WHAT THE TASK REQUIRES
Recast the entries from the line that contains "Localize all elements." to the line that contains "Text: 3: 3 bbox=[467, 130, 474, 140]" as a numbered list, leaving out blank lines.

RECORDS
==========
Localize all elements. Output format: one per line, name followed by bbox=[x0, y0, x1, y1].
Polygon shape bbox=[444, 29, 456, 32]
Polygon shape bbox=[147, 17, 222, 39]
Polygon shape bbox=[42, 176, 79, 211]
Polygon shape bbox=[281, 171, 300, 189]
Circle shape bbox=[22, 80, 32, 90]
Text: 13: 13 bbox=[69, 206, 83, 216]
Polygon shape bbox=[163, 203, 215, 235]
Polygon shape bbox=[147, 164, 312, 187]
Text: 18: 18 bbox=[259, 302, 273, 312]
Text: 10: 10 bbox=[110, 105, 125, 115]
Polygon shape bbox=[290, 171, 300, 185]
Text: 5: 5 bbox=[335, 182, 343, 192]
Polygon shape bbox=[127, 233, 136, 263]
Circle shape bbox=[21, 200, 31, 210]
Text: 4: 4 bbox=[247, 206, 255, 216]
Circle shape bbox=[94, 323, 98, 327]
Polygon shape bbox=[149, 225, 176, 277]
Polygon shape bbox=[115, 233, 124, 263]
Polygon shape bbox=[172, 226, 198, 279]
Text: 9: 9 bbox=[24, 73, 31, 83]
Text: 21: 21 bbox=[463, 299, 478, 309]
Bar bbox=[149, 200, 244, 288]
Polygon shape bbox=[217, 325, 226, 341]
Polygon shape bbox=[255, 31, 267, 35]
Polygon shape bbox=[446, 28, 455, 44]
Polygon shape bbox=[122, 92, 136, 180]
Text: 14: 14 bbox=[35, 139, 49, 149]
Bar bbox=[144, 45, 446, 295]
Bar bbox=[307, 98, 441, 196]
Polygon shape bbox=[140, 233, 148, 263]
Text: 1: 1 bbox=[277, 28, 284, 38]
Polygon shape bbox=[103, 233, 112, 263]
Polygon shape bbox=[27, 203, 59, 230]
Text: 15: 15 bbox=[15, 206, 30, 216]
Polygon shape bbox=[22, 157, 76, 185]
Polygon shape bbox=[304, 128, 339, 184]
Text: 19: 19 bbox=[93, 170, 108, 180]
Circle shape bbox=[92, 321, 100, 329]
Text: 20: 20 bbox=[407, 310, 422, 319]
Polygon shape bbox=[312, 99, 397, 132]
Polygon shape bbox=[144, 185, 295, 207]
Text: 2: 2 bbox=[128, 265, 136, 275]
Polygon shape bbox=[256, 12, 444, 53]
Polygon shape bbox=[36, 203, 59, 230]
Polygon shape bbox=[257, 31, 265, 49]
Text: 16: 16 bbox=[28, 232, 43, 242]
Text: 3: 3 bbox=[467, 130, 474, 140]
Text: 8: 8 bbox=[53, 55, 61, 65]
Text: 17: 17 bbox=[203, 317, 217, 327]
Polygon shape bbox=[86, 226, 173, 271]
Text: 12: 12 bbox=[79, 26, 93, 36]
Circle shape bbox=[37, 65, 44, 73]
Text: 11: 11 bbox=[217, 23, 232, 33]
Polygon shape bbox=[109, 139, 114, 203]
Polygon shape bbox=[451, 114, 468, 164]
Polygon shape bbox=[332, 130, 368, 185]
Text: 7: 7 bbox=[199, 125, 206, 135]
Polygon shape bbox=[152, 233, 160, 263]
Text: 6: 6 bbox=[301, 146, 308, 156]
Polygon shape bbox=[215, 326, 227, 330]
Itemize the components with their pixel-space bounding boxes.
==========
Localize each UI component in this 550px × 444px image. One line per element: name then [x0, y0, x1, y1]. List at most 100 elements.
==========
CORRECT RESULT
1. Localize all elements. Output format: one per line, name followed by bbox=[x0, y0, x1, y1].
2. Polygon shape bbox=[444, 29, 456, 32]
3. Polygon shape bbox=[147, 17, 222, 39]
4. Polygon shape bbox=[42, 176, 79, 211]
5. Polygon shape bbox=[281, 171, 300, 189]
6. Circle shape bbox=[22, 80, 32, 90]
7. Text: 13: 13 bbox=[69, 206, 83, 216]
8. Polygon shape bbox=[163, 203, 215, 235]
9. Polygon shape bbox=[147, 164, 312, 187]
10. Text: 18: 18 bbox=[259, 302, 273, 312]
11. Text: 10: 10 bbox=[110, 105, 125, 115]
12. Polygon shape bbox=[290, 171, 300, 185]
13. Text: 5: 5 bbox=[335, 182, 343, 192]
14. Polygon shape bbox=[127, 233, 136, 263]
15. Circle shape bbox=[21, 200, 31, 210]
16. Text: 4: 4 bbox=[247, 206, 255, 216]
17. Circle shape bbox=[94, 323, 98, 327]
18. Polygon shape bbox=[149, 225, 176, 277]
19. Polygon shape bbox=[115, 233, 124, 263]
20. Polygon shape bbox=[172, 226, 198, 279]
21. Text: 9: 9 bbox=[24, 73, 31, 83]
22. Text: 21: 21 bbox=[463, 299, 478, 309]
23. Bar bbox=[149, 200, 244, 288]
24. Polygon shape bbox=[217, 325, 226, 341]
25. Polygon shape bbox=[255, 31, 267, 35]
26. Polygon shape bbox=[446, 28, 455, 44]
27. Polygon shape bbox=[122, 92, 136, 180]
28. Text: 14: 14 bbox=[35, 139, 49, 149]
29. Bar bbox=[144, 45, 446, 295]
30. Bar bbox=[307, 98, 441, 196]
31. Polygon shape bbox=[140, 233, 148, 263]
32. Text: 1: 1 bbox=[277, 28, 284, 38]
33. Polygon shape bbox=[103, 233, 112, 263]
34. Polygon shape bbox=[27, 203, 59, 230]
35. Text: 15: 15 bbox=[15, 206, 30, 216]
36. Polygon shape bbox=[22, 157, 76, 185]
37. Polygon shape bbox=[304, 128, 339, 184]
38. Text: 19: 19 bbox=[93, 170, 108, 180]
39. Circle shape bbox=[92, 321, 100, 329]
40. Text: 20: 20 bbox=[407, 310, 422, 319]
41. Polygon shape bbox=[312, 99, 397, 132]
42. Polygon shape bbox=[144, 185, 295, 207]
43. Text: 2: 2 bbox=[128, 265, 136, 275]
44. Polygon shape bbox=[256, 12, 444, 53]
45. Polygon shape bbox=[36, 203, 59, 230]
46. Polygon shape bbox=[257, 31, 265, 49]
47. Text: 16: 16 bbox=[28, 232, 43, 242]
48. Text: 3: 3 bbox=[467, 130, 474, 140]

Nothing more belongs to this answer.